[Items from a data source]
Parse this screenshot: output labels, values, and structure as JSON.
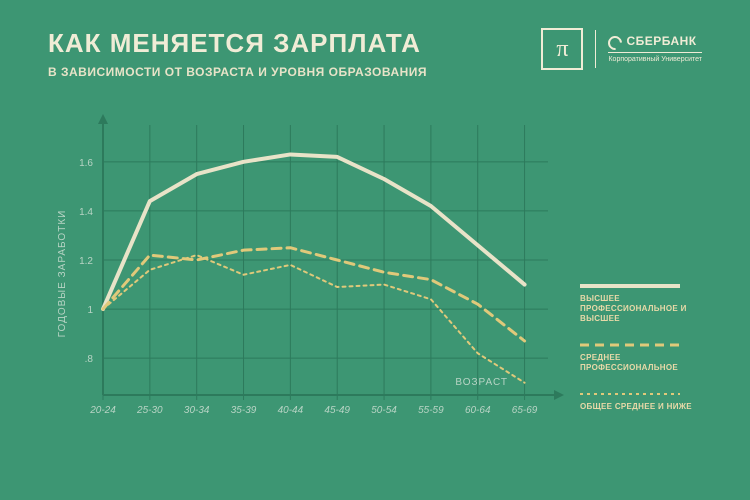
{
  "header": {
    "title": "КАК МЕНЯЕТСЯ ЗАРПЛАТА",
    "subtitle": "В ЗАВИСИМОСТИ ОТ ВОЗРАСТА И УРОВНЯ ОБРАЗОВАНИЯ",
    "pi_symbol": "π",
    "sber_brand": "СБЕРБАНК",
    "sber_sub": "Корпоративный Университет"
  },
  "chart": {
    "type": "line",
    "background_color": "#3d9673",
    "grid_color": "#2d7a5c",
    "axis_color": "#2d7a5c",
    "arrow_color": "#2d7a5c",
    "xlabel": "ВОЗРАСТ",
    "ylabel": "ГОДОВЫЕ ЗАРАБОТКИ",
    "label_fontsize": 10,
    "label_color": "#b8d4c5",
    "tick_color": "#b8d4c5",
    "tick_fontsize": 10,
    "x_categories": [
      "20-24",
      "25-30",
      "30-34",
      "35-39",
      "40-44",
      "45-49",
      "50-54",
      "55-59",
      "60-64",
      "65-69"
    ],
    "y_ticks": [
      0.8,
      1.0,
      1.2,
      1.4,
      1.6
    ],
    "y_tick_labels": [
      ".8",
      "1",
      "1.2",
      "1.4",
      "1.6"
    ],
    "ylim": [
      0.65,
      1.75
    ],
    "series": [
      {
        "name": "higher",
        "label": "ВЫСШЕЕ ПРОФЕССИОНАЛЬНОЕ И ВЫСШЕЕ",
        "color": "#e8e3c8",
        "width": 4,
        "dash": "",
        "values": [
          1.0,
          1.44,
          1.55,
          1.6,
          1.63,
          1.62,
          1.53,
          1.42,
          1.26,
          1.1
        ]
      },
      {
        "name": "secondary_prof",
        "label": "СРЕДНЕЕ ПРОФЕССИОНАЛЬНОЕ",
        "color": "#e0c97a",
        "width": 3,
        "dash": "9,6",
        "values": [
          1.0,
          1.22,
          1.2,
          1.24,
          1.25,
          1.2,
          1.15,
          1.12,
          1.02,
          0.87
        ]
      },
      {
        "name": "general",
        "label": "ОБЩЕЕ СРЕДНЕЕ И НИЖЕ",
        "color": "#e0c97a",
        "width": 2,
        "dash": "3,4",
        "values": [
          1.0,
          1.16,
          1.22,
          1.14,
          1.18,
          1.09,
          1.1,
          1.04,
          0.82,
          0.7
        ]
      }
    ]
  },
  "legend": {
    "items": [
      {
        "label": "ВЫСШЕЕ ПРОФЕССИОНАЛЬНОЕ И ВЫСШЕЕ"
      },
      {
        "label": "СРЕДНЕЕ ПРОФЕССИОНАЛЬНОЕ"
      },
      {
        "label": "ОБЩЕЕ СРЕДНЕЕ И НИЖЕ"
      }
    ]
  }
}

= STATED GOAL =
Write out the whole listing again, exactly, with no pictures.

= COMPLETE ANSWER =
Parse this screenshot: output labels, values, and structure as JSON.
{
  "header": {
    "title": "КАК МЕНЯЕТСЯ ЗАРПЛАТА",
    "subtitle": "В ЗАВИСИМОСТИ ОТ ВОЗРАСТА И УРОВНЯ ОБРАЗОВАНИЯ",
    "pi_symbol": "π",
    "sber_brand": "СБЕРБАНК",
    "sber_sub": "Корпоративный Университет"
  },
  "chart": {
    "type": "line",
    "background_color": "#3d9673",
    "grid_color": "#2d7a5c",
    "axis_color": "#2d7a5c",
    "arrow_color": "#2d7a5c",
    "xlabel": "ВОЗРАСТ",
    "ylabel": "ГОДОВЫЕ ЗАРАБОТКИ",
    "label_fontsize": 10,
    "label_color": "#b8d4c5",
    "tick_color": "#b8d4c5",
    "tick_fontsize": 10,
    "x_categories": [
      "20-24",
      "25-30",
      "30-34",
      "35-39",
      "40-44",
      "45-49",
      "50-54",
      "55-59",
      "60-64",
      "65-69"
    ],
    "y_ticks": [
      0.8,
      1.0,
      1.2,
      1.4,
      1.6
    ],
    "y_tick_labels": [
      ".8",
      "1",
      "1.2",
      "1.4",
      "1.6"
    ],
    "ylim": [
      0.65,
      1.75
    ],
    "series": [
      {
        "name": "higher",
        "label": "ВЫСШЕЕ ПРОФЕССИОНАЛЬНОЕ И ВЫСШЕЕ",
        "color": "#e8e3c8",
        "width": 4,
        "dash": "",
        "values": [
          1.0,
          1.44,
          1.55,
          1.6,
          1.63,
          1.62,
          1.53,
          1.42,
          1.26,
          1.1
        ]
      },
      {
        "name": "secondary_prof",
        "label": "СРЕДНЕЕ ПРОФЕССИОНАЛЬНОЕ",
        "color": "#e0c97a",
        "width": 3,
        "dash": "9,6",
        "values": [
          1.0,
          1.22,
          1.2,
          1.24,
          1.25,
          1.2,
          1.15,
          1.12,
          1.02,
          0.87
        ]
      },
      {
        "name": "general",
        "label": "ОБЩЕЕ СРЕДНЕЕ И НИЖЕ",
        "color": "#e0c97a",
        "width": 2,
        "dash": "3,4",
        "values": [
          1.0,
          1.16,
          1.22,
          1.14,
          1.18,
          1.09,
          1.1,
          1.04,
          0.82,
          0.7
        ]
      }
    ]
  },
  "legend": {
    "items": [
      {
        "label": "ВЫСШЕЕ ПРОФЕССИОНАЛЬНОЕ И ВЫСШЕЕ"
      },
      {
        "label": "СРЕДНЕЕ ПРОФЕССИОНАЛЬНОЕ"
      },
      {
        "label": "ОБЩЕЕ СРЕДНЕЕ И НИЖЕ"
      }
    ]
  }
}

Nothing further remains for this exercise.